§ **Your instructions**: Scan the material below for the string "JSON", and copy every line where it shows up.

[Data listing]
§
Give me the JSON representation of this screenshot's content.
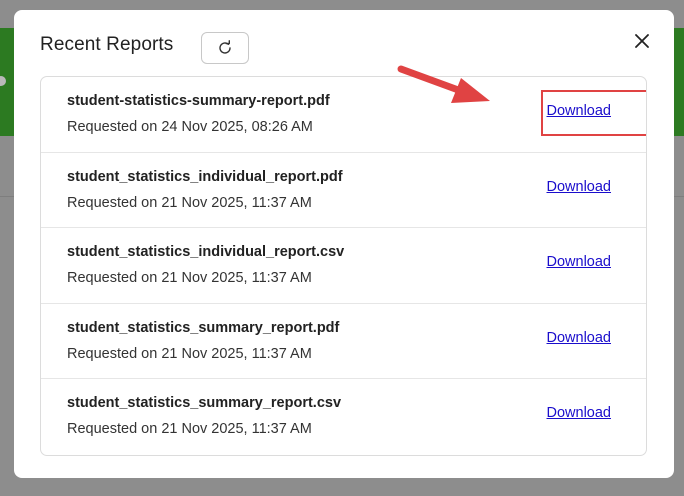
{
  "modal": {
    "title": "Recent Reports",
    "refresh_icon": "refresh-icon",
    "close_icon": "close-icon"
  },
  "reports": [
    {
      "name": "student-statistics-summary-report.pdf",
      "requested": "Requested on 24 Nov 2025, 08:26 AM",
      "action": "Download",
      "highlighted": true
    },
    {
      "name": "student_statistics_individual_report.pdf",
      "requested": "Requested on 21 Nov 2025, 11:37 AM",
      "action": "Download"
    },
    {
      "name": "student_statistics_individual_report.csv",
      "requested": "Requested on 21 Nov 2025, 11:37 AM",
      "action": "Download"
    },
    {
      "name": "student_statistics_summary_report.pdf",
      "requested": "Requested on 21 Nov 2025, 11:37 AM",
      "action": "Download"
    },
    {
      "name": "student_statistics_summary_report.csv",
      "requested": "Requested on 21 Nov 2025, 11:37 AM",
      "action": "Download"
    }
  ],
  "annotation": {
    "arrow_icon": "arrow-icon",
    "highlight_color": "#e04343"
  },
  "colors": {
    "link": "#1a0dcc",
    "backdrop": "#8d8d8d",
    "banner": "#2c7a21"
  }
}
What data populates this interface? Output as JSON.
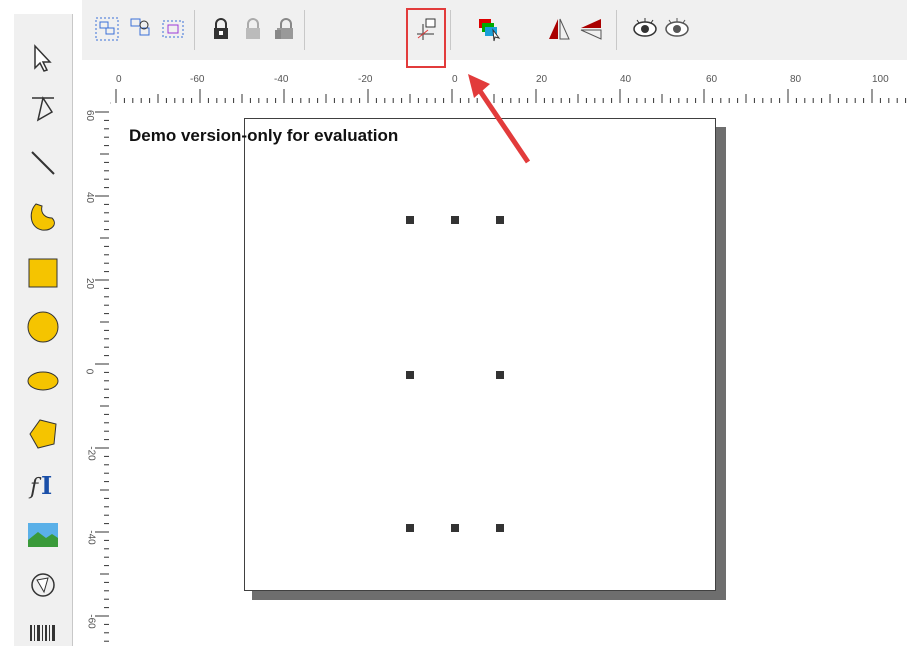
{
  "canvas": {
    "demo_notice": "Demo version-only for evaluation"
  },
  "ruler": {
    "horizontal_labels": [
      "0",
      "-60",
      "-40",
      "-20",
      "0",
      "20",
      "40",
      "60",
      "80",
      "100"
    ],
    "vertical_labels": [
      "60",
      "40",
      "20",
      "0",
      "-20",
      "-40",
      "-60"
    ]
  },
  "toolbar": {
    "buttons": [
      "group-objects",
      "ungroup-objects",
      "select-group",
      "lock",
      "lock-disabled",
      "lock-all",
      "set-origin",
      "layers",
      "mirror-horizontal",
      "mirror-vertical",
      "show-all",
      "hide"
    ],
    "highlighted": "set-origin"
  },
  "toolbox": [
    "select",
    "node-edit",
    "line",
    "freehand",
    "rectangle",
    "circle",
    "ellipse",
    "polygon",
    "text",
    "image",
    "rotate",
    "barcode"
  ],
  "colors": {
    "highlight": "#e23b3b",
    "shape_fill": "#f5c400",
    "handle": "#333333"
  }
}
§
§ **Response**:
Give me the JSON representation of this screenshot's content.
What data populates this interface? Output as JSON.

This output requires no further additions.